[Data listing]
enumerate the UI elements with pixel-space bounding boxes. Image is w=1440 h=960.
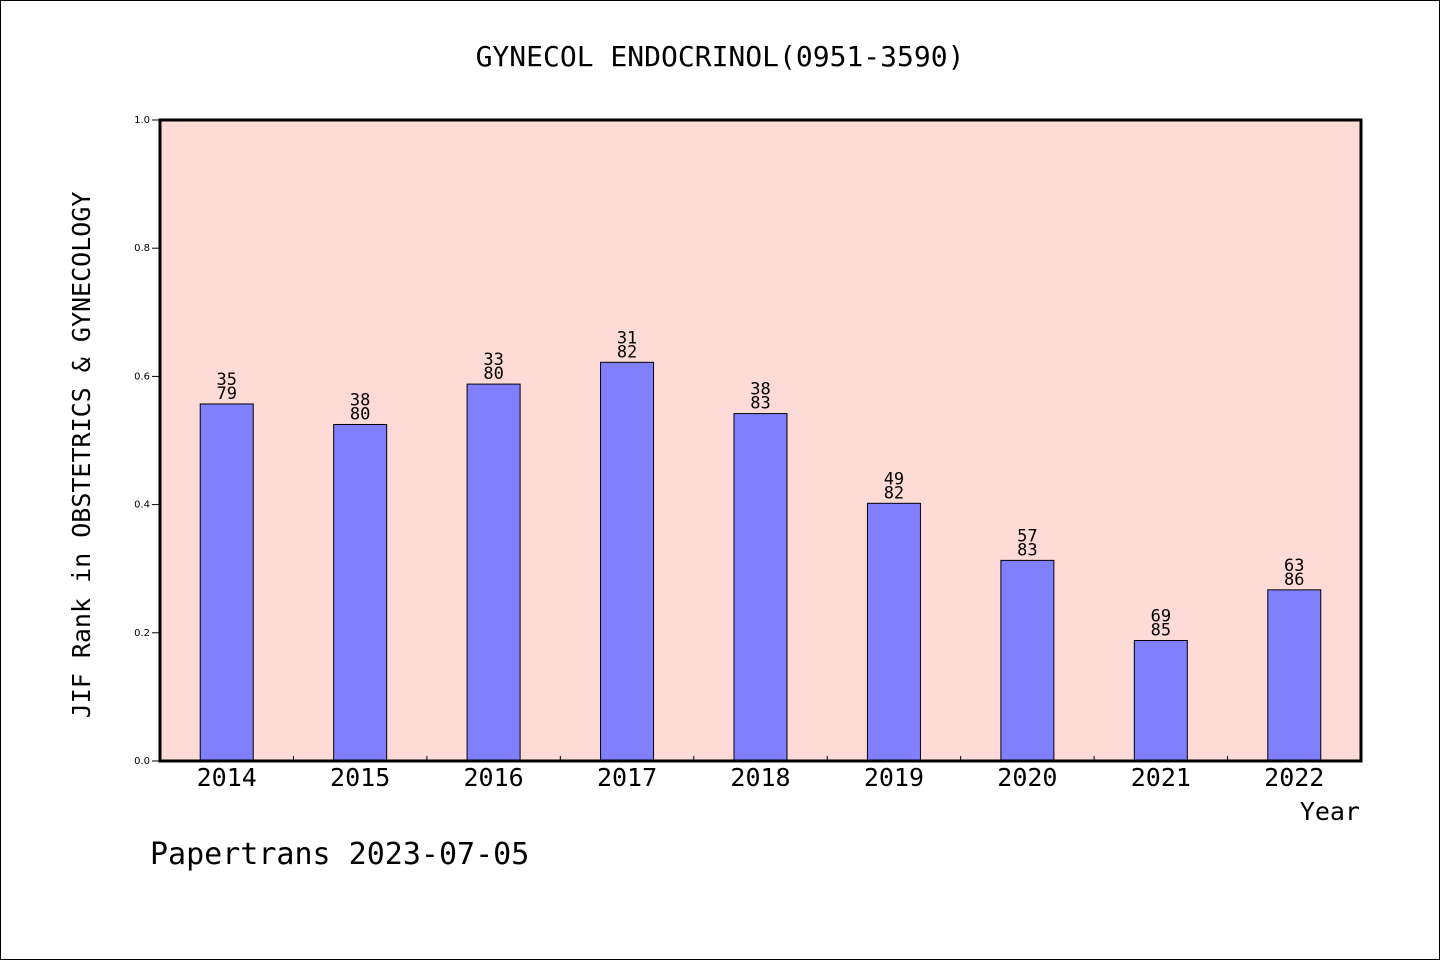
bar-label-total-2020: 83 [1017,540,1037,560]
x-tick-label-2017: 2017 [597,763,657,792]
bar-2020 [1000,559,1055,762]
footer-credit: Papertrans 2023-07-05 [150,837,529,872]
bar-label-total-2019: 82 [884,483,904,503]
bar-label-rank-2020: 57 [1017,526,1037,546]
bar-2016 [466,383,521,762]
bar-label-total-2018: 83 [750,394,770,414]
y-axis: 0.0 0.2 0.4 0.6 0.8 1.0 [134,115,160,767]
x-tick-label-2015: 2015 [330,763,390,792]
bars-group [199,361,1322,762]
x-axis-label: Year [1300,797,1360,826]
x-tick-label-2020: 2020 [997,763,1057,792]
chart-title: GYNECOL ENDOCRINOL(0951-3590) [476,40,965,73]
bar-label-rank-2022: 63 [1284,556,1304,576]
bar-label-rank-2014: 35 [216,370,236,390]
bar-2022 [1267,589,1322,762]
x-tick-label-2021: 2021 [1131,763,1191,792]
x-tick-label-2018: 2018 [730,763,790,792]
bar-label-rank-2017: 31 [617,328,637,348]
bar-label-rank-2021: 69 [1151,606,1171,626]
y-tick-label-3: 0.6 [134,371,150,382]
bar-label-rank-2015: 38 [350,390,370,410]
bar-2021 [1133,639,1188,762]
x-tick-label-2016: 2016 [464,763,524,792]
x-tick-label-2019: 2019 [864,763,924,792]
bar-label-total-2016: 80 [483,364,503,384]
plot-border [158,118,1363,763]
bar-label-rank-2019: 49 [884,469,904,489]
bar-2019 [866,502,921,762]
x-axis: 2014 2015 2016 2017 2018 2019 2020 2021 2022 [197,756,1324,792]
y-tick-label-4: 0.8 [134,243,150,254]
bar-2018 [733,413,788,762]
bar-label-rank-2016: 33 [483,350,503,370]
y-tick-label-2: 0.4 [134,500,150,511]
bar-2014 [199,403,254,762]
y-axis-label: JIF Rank in OBSTETRICS & GYNECOLOGY [67,192,96,719]
bar-label-total-2021: 85 [1151,620,1171,640]
bar-label-total-2014: 79 [216,384,236,404]
x-tick-label-2022: 2022 [1264,763,1324,792]
bar-2017 [600,361,655,762]
bar-label-total-2015: 80 [350,404,370,424]
bar-2015 [333,423,388,762]
bar-label-total-2022: 86 [1284,570,1304,590]
bar-label-total-2017: 82 [617,342,637,362]
bar-label-rank-2018: 38 [750,380,770,400]
y-tick-label-0: 0.0 [134,756,150,767]
x-tick-label-2014: 2014 [197,763,257,792]
y-tick-label-5: 1.0 [134,115,150,126]
y-tick-label-1: 0.2 [134,628,150,639]
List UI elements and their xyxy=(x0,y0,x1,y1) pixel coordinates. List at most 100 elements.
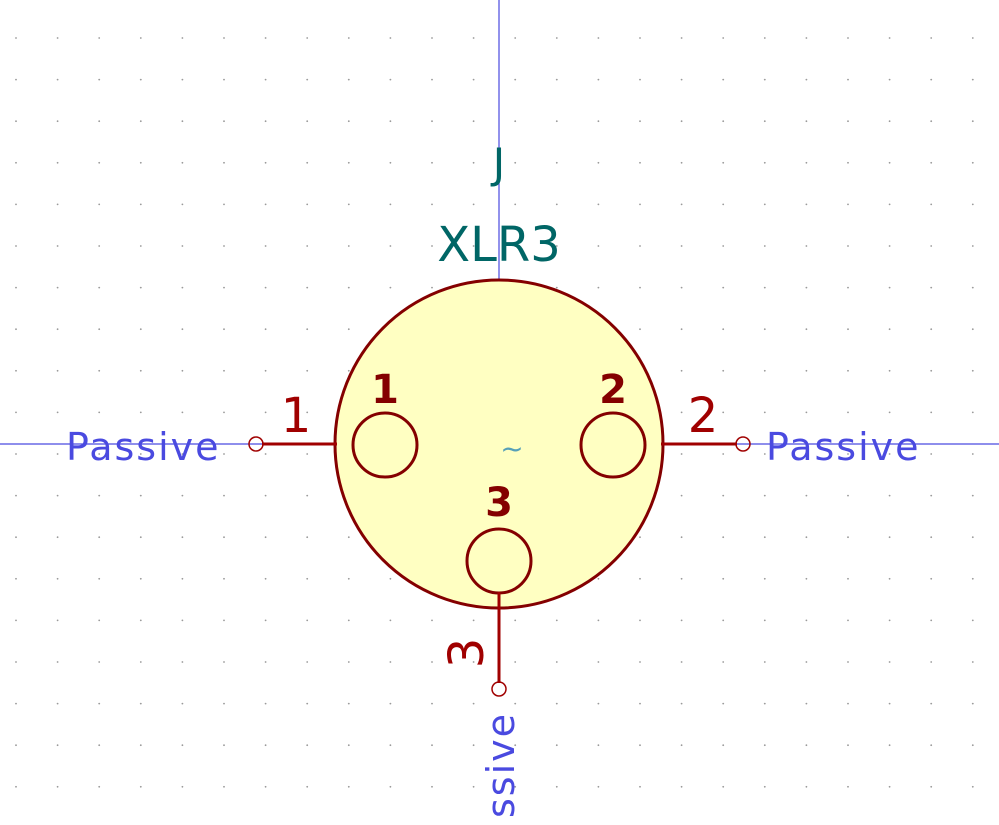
grid-dot xyxy=(98,120,101,123)
grid-dot xyxy=(597,161,600,164)
grid-dot xyxy=(431,619,433,622)
grid-dot xyxy=(847,494,849,497)
grid-dot xyxy=(181,411,184,414)
grid-dot xyxy=(306,120,309,123)
grid-dot xyxy=(680,328,683,331)
grid-dot xyxy=(514,702,517,705)
grid-dot xyxy=(223,702,225,705)
grid-dot xyxy=(639,536,641,539)
grid-dot xyxy=(181,203,184,206)
grid-dot xyxy=(264,78,267,81)
grid-dot xyxy=(98,661,101,663)
grid-dot xyxy=(555,161,558,164)
grid-dot xyxy=(98,702,101,705)
pin-3[interactable]: 3 ssive xyxy=(439,592,523,818)
grid-dot xyxy=(847,453,849,455)
grid-dot xyxy=(971,661,974,663)
grid-dot xyxy=(15,369,17,372)
grid-dot xyxy=(98,785,101,788)
grid-dot xyxy=(680,744,683,747)
grid-dot xyxy=(98,245,101,247)
grid-dot xyxy=(722,286,725,289)
grid-dot xyxy=(15,411,17,414)
grid-dot xyxy=(15,328,17,331)
grid-dot xyxy=(98,536,101,539)
grid-dot xyxy=(514,203,517,206)
grid-dot xyxy=(555,203,558,206)
grid-dot xyxy=(514,785,517,788)
grid-dot xyxy=(680,702,683,705)
grid-dot xyxy=(888,369,891,372)
grid-dot xyxy=(389,37,392,39)
grid-dot xyxy=(847,369,849,372)
grid-dot xyxy=(763,411,766,414)
grid-dot xyxy=(306,78,309,81)
grid-dot xyxy=(56,203,59,206)
grid-dot xyxy=(347,619,350,622)
pin-3-endpoint[interactable] xyxy=(491,681,507,697)
grid-dot xyxy=(181,453,184,455)
grid-dot xyxy=(805,203,808,206)
reference-designator[interactable]: J xyxy=(490,139,505,188)
grid-dot xyxy=(971,702,974,705)
grid-dot xyxy=(15,661,17,663)
grid-dot xyxy=(680,577,683,580)
pin-1-type: Passive xyxy=(66,425,221,469)
pin-1[interactable]: 1 Passive xyxy=(66,388,337,469)
grid-dot xyxy=(223,661,225,663)
grid-dot xyxy=(472,203,475,206)
grid-dot xyxy=(930,203,933,206)
grid-dot xyxy=(680,785,683,788)
grid-dot xyxy=(888,661,891,663)
grid-dot xyxy=(223,328,225,331)
grid-dot xyxy=(763,203,766,206)
grid-dot xyxy=(763,785,766,788)
grid-dot xyxy=(347,161,350,164)
grid-dot xyxy=(139,494,142,497)
grid-dot xyxy=(888,203,891,206)
grid-dot xyxy=(680,661,683,663)
grid-dot xyxy=(431,203,433,206)
pin-3-type: ssive xyxy=(479,712,523,818)
grid-dot xyxy=(805,411,808,414)
grid-dot xyxy=(472,120,475,123)
grid-dot xyxy=(971,785,974,788)
grid-dot xyxy=(181,661,184,663)
grid-dot xyxy=(597,245,600,247)
grid-dot xyxy=(223,494,225,497)
grid-dot xyxy=(347,702,350,705)
grid-dot xyxy=(223,161,225,164)
grid-dot xyxy=(56,536,59,539)
grid-dot xyxy=(805,536,808,539)
grid-dot xyxy=(971,245,974,247)
value-field[interactable]: XLR3 xyxy=(437,217,561,273)
grid-dot xyxy=(888,536,891,539)
grid-dot xyxy=(139,536,142,539)
grid-dot xyxy=(139,245,142,247)
grid-dot xyxy=(56,494,59,497)
grid-dot xyxy=(431,78,433,81)
connector-body[interactable] xyxy=(333,278,665,610)
pin-1-endpoint[interactable] xyxy=(248,436,264,452)
grid-dot xyxy=(514,744,517,747)
grid-dot xyxy=(431,286,433,289)
grid-dot xyxy=(930,661,933,663)
grid-dot xyxy=(56,661,59,663)
pin-2-endpoint[interactable] xyxy=(735,436,751,452)
grid-dot xyxy=(888,453,891,455)
grid-dot xyxy=(639,37,641,39)
grid-dot xyxy=(347,78,350,81)
grid-dot xyxy=(306,286,309,289)
grid-dot xyxy=(930,78,933,81)
grid-dot xyxy=(639,702,641,705)
grid-dot xyxy=(223,369,225,372)
grid-dot xyxy=(347,369,350,372)
grid-dot xyxy=(722,245,725,247)
pin-2[interactable]: 2 Passive xyxy=(661,388,921,469)
grid-dot xyxy=(514,78,517,81)
grid-dot xyxy=(514,619,517,622)
grid-dot xyxy=(722,536,725,539)
grid-dot xyxy=(930,120,933,123)
grid-dot xyxy=(722,494,725,497)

The exercise -
Arrange every line of the entries above as a numbered list, omitting blank lines and the pictures.

Completed exercise -
1. enumerate the UI elements with pixel-space bounding boxes. Image is w=1440 h=960.
2. bar-label-total-2020: 83 [1017,540,1037,560]
3. x-tick-label-2017: 2017 [597,763,657,792]
4. bar-2020 [1000,559,1055,762]
5. footer-credit: Papertrans 2023-07-05 [150,837,529,872]
6. bar-label-total-2019: 82 [884,483,904,503]
7. bar-label-rank-2020: 57 [1017,526,1037,546]
8. bar-2016 [466,383,521,762]
9. bar-label-total-2018: 83 [750,394,770,414]
10. y-axis: 0.0 0.2 0.4 0.6 0.8 1.0 [134,115,160,767]
11. x-tick-label-2015: 2015 [330,763,390,792]
12. bars-group [199,361,1322,762]
13. x-axis-label: Year [1300,797,1360,826]
14. x-tick-label-2020: 2020 [997,763,1057,792]
15. chart-title: GYNECOL ENDOCRINOL(0951-3590) [476,40,965,73]
16. bar-label-rank-2022: 63 [1284,556,1304,576]
17. bar-label-rank-2014: 35 [216,370,236,390]
18. bar-2022 [1267,589,1322,762]
19. x-tick-label-2021: 2021 [1131,763,1191,792]
20. x-tick-label-2018: 2018 [730,763,790,792]
21. bar-label-rank-2017: 31 [617,328,637,348]
22. bar-label-rank-2021: 69 [1151,606,1171,626]
23. y-tick-label-3: 0.6 [134,371,150,382]
24. bar-label-rank-2015: 38 [350,390,370,410]
25. bar-2021 [1133,639,1188,762]
26. x-tick-label-2016: 2016 [464,763,524,792]
27. x-tick-label-2019: 2019 [864,763,924,792]
28. bar-label-total-2016: 80 [483,364,503,384]
29. plot-border [158,118,1363,763]
30. bar-label-rank-2019: 49 [884,469,904,489]
31. bar-2019 [866,502,921,762]
32. x-axis: 2014 2015 2016 2017 2018 2019 2020 2021 2022 [197,756,1324,792]
33. y-tick-label-4: 0.8 [134,243,150,254]
34. bar-2018 [733,413,788,762]
35. bar-label-rank-2016: 33 [483,350,503,370]
36. y-tick-label-2: 0.4 [134,500,150,511]
37. bar-2014 [199,403,254,762]
38. y-axis-label: JIF Rank in OBSTETRICS & GYNECOLOGY [67,192,96,719]
39. bar-label-total-2021: 85 [1151,620,1171,640]
40. bar-label-total-2014: 79 [216,384,236,404]
41. x-tick-label-2022: 2022 [1264,763,1324,792]
42. bar-2017 [600,361,655,762]
43. bar-label-total-2015: 80 [350,404,370,424]
44. bar-2015 [333,423,388,762]
45. bar-label-total-2022: 86 [1284,570,1304,590]
46. bar-label-total-2017: 82 [617,342,637,362]
47. bar-label-rank-2018: 38 [750,380,770,400]
48. y-tick-label-0: 0.0 [134,756,150,767]
49. x-tick-label-2014: 2014 [197,763,257,792]
50. y-tick-label-5: 1.0 [134,115,150,126]
51. y-tick-label-1: 0.2 [134,628,150,639]
52. List UI elements and their xyxy=(x0,y0,x1,y1) pixel coordinates. List at most 100 elements.
53. grid-dot xyxy=(98,120,101,123)
54. grid-dot xyxy=(597,161,600,164)
55. grid-dot xyxy=(431,619,433,622)
56. grid-dot xyxy=(847,494,849,497)
57. grid-dot xyxy=(181,411,184,414)
58. grid-dot xyxy=(306,120,309,123)
59. grid-dot xyxy=(680,328,683,331)
60. grid-dot xyxy=(514,702,517,705)
61. grid-dot xyxy=(223,702,225,705)
62. grid-dot xyxy=(639,536,641,539)
63. grid-dot xyxy=(181,203,184,206)
64. grid-dot xyxy=(264,78,267,81)
65. grid-dot xyxy=(98,661,101,663)
66. grid-dot xyxy=(555,161,558,164)
67. grid-dot xyxy=(98,702,101,705)
68. pin-3[interactable]: 3 ssive xyxy=(439,592,523,818)
69. grid-dot xyxy=(847,453,849,455)
70. grid-dot xyxy=(971,661,974,663)
71. grid-dot xyxy=(15,369,17,372)
72. grid-dot xyxy=(98,785,101,788)
73. grid-dot xyxy=(680,744,683,747)
74. grid-dot xyxy=(98,245,101,247)
75. grid-dot xyxy=(722,286,725,289)
76. grid-dot xyxy=(15,411,17,414)
77. grid-dot xyxy=(15,328,17,331)
78. grid-dot xyxy=(98,536,101,539)
79. grid-dot xyxy=(514,203,517,206)
80. grid-dot xyxy=(555,203,558,206)
81. grid-dot xyxy=(514,785,517,788)
82. grid-dot xyxy=(680,702,683,705)
83. grid-dot xyxy=(888,369,891,372)
84. grid-dot xyxy=(389,37,392,39)
85. grid-dot xyxy=(847,369,849,372)
86. grid-dot xyxy=(763,411,766,414)
87. grid-dot xyxy=(306,78,309,81)
88. grid-dot xyxy=(56,203,59,206)
89. grid-dot xyxy=(347,619,350,622)
90. pin-3-endpoint[interactable] xyxy=(491,681,507,697)
91. grid-dot xyxy=(181,453,184,455)
92. grid-dot xyxy=(805,203,808,206)
93. reference-designator[interactable]: J xyxy=(490,139,505,188)
94. grid-dot xyxy=(971,702,974,705)
95. grid-dot xyxy=(15,661,17,663)
96. grid-dot xyxy=(680,577,683,580)
97. pin-1-type: Passive xyxy=(66,425,221,469)
98. pin-1[interactable]: 1 Passive xyxy=(66,388,337,469)
99. grid-dot xyxy=(223,661,225,663)
100. grid-dot xyxy=(472,203,475,206)
101. grid-dot xyxy=(930,203,933,206)
102. grid-dot xyxy=(680,785,683,788)
103. grid-dot xyxy=(888,661,891,663)
104. grid-dot xyxy=(223,328,225,331)
105. grid-dot xyxy=(763,203,766,206)
106. grid-dot xyxy=(763,785,766,788)
107. grid-dot xyxy=(347,161,350,164)
108. grid-dot xyxy=(139,494,142,497)
109. grid-dot xyxy=(888,203,891,206)
110. grid-dot xyxy=(680,661,683,663)
111. grid-dot xyxy=(431,203,433,206)
112. pin-3-type: ssive xyxy=(479,712,523,818)
113. grid-dot xyxy=(805,411,808,414)
114. grid-dot xyxy=(472,120,475,123)
115. grid-dot xyxy=(971,785,974,788)
116. grid-dot xyxy=(181,661,184,663)
117. grid-dot xyxy=(597,245,600,247)
118. grid-dot xyxy=(223,494,225,497)
119. grid-dot xyxy=(347,702,350,705)
120. grid-dot xyxy=(223,161,225,164)
121. grid-dot xyxy=(56,536,59,539)
122. grid-dot xyxy=(805,536,808,539)
123. grid-dot xyxy=(971,245,974,247)
124. value-field[interactable]: XLR3 xyxy=(437,217,561,273)
125. grid-dot xyxy=(888,536,891,539)
126. grid-dot xyxy=(139,536,142,539)
127. grid-dot xyxy=(139,245,142,247)
128. grid-dot xyxy=(56,494,59,497)
129. grid-dot xyxy=(431,78,433,81)
130. connector-body[interactable] xyxy=(333,278,665,610)
131. pin-1-endpoint[interactable] xyxy=(248,436,264,452)
132. grid-dot xyxy=(514,744,517,747)
133. grid-dot xyxy=(431,286,433,289)
134. grid-dot xyxy=(930,661,933,663)
135. grid-dot xyxy=(56,661,59,663)
136. pin-2-endpoint[interactable] xyxy=(735,436,751,452)
137. grid-dot xyxy=(888,453,891,455)
138. grid-dot xyxy=(639,37,641,39)
139. grid-dot xyxy=(347,78,350,81)
140. grid-dot xyxy=(306,286,309,289)
141. grid-dot xyxy=(930,78,933,81)
142. grid-dot xyxy=(639,702,641,705)
143. grid-dot xyxy=(223,369,225,372)
144. grid-dot xyxy=(347,369,350,372)
145. grid-dot xyxy=(722,245,725,247)
146. pin-2[interactable]: 2 Passive xyxy=(661,388,921,469)
147. grid-dot xyxy=(514,78,517,81)
148. grid-dot xyxy=(514,619,517,622)
149. grid-dot xyxy=(722,536,725,539)
150. grid-dot xyxy=(930,120,933,123)
151. grid-dot xyxy=(722,494,725,497)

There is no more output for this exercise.